>> start SOURCE TEXT
[PATCH] PCI: Add no-D3 quirk for Mellanox ConnectX-[45]

David Gibson david at gibson.dropbear.id.au
Fri Jan 4 14:44:01 AEDT 2019


On Thu, Dec 06, 2018 at 08:45:09AM +0200, Leon Romanovsky wrote:
> On Thu, Dec 06, 2018 at 03:19:51PM +1100, David Gibson wrote:
> > Mellanox ConnectX-5 IB cards (MT27800) seem to cause a call trace when
> > unbound from their regular driver and attached to vfio-pci in order to pass
> > them through to a guest.
> >
> > This goes away if the disable_idle_d3 option is used, so it looks like a
> > problem with the hardware handling D3 state.  To fix that more permanently,
> > use a device quirk to disable D3 state for these devices.
> >
> > We do this by renaming the existing quirk_no_ata_d3() more generally and
> > attaching it to the ConnectX-[45] devices (0x15b3:0x1013).
> >
> > Signed-off-by: David Gibson <david at gibson.dropbear.id.au>
> > ---
> >  drivers/pci/quirks.c | 17 +++++++++++------
> >  1 file changed, 11 insertions(+), 6 deletions(-)
> >
> 
> Hi David,
> 
> Thank for your patch,
> 
> I would like to reproduce the calltrace before moving forward,
> but have trouble to reproduce the original issue.
> 
> I'm working with vfio-pci and CX-4/5 cards on daily basis,
> tried manually enter into D3 state now, and it worked for me.

Interesting.  I've investigated this further, though I don't have as
many new clues as I'd like.  The problem occurs reliably, at least on
one particular type of machine (a POWER8 "Garrison" with ConnectX-4).
>> end SOURCE TEXT
>> start EXTRACTED DATA
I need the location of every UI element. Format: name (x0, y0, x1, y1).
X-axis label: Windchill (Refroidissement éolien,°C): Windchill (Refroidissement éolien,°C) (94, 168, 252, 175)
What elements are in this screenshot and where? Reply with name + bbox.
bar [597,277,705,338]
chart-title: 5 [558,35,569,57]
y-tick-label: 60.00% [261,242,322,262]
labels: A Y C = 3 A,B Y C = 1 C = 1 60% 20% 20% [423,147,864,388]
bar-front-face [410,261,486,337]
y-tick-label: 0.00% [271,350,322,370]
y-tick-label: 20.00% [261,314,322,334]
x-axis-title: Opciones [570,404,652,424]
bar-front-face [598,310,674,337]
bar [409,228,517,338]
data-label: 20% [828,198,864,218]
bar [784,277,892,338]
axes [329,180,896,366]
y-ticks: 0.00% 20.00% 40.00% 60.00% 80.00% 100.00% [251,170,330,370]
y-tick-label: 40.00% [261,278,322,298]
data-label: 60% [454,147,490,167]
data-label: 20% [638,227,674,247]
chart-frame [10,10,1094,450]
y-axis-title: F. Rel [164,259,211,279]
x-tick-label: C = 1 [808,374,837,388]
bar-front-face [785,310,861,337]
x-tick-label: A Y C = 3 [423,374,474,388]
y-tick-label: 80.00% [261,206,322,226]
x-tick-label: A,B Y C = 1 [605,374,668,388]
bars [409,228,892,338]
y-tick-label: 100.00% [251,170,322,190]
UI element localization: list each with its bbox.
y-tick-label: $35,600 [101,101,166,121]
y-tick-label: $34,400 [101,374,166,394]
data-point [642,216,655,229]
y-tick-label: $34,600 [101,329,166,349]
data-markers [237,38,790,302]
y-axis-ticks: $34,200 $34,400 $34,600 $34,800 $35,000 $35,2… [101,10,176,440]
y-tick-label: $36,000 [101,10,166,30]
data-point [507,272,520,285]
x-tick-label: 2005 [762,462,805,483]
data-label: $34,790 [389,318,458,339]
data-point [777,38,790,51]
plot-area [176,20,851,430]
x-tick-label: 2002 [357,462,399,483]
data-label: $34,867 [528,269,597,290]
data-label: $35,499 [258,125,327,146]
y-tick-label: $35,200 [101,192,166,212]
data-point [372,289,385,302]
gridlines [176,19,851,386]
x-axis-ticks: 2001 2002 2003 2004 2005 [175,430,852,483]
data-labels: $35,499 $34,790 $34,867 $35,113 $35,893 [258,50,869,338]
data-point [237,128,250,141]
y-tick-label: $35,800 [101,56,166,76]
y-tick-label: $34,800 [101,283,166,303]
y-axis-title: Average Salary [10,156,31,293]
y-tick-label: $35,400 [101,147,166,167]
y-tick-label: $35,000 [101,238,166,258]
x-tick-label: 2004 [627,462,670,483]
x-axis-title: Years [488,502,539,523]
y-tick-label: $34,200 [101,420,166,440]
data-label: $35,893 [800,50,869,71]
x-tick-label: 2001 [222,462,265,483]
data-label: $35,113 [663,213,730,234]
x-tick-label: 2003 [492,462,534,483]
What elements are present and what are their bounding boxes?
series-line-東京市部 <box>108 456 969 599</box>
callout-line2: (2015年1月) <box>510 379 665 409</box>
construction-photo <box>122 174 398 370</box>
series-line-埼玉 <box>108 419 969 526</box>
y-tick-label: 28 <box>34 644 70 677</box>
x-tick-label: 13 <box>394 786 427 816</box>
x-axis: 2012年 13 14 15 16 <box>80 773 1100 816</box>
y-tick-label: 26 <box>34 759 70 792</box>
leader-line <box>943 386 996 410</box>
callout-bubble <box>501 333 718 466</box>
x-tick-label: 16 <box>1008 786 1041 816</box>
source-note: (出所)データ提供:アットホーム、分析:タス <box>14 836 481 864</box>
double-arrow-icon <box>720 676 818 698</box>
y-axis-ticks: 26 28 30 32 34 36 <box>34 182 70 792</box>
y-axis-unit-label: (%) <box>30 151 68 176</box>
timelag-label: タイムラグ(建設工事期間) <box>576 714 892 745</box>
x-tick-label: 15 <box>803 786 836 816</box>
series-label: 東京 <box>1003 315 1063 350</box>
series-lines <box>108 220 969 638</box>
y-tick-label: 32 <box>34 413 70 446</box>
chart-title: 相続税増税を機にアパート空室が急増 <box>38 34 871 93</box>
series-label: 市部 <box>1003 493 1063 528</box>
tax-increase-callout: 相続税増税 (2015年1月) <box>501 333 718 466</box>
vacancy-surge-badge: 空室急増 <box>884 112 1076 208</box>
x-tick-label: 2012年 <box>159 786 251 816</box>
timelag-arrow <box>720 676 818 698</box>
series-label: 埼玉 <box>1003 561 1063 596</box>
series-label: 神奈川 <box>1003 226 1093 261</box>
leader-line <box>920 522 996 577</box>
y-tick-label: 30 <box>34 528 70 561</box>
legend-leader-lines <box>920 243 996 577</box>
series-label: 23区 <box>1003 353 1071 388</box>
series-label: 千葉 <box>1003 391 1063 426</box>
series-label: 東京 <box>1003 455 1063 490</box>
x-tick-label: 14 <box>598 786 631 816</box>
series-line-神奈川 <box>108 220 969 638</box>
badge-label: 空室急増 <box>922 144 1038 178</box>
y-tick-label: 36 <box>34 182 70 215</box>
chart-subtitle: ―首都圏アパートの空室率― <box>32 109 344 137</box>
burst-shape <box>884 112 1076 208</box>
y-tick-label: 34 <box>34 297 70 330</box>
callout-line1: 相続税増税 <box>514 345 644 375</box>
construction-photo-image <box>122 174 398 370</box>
>> end EXTRACTED DATA
→ **TASKS TO COMPLETE**:
1 – Summarize the ConnectX D3 quirk thread in two sentences.
2 – Extend the ConnectX D3 quirk thread, beginning after its final sentence.

→ **SOLVED TASKS**:
1 – A patch proposes generalizing the existing quirk_no_ata_d3() and attaching it to Mellanox ConnectX-4 and ConnectX-5 devices to disable their D3 state, because these cards seem to cause a call trace when unbound from their regular driver and attached to vfio-pci, a problem that goes away with the disable_idle_d3 option. Leon Romanovsky reports that he cannot reproduce the issue with CX-4/5 cards, and David Gibson replies that it occurs reliably on at least one type of machine, a POWER8 "Garrison" with ConnectX-4.

2 –
I don't yet know if it occurs with other machines, I'm having trouble
getting access to other machines with a suitable card.  I didn't
manage to reproduce it on a different POWER8 machine with a
ConnectX-5, but I don't know if it's the difference in machine or
difference in card revision that's important.

So possibilities that occur to me:
  * It's something specific about how the vfio-pci driver uses D3
    state - have you tried rebinding your device to vfio-pci?
  * It's something specific about POWER, either the kernel or the PCI
    bridge hardware
  * It's something specific about this particular type of machine

> Can you please post your full calltrace, and "lspci -s PCI_ID -vv"
> output?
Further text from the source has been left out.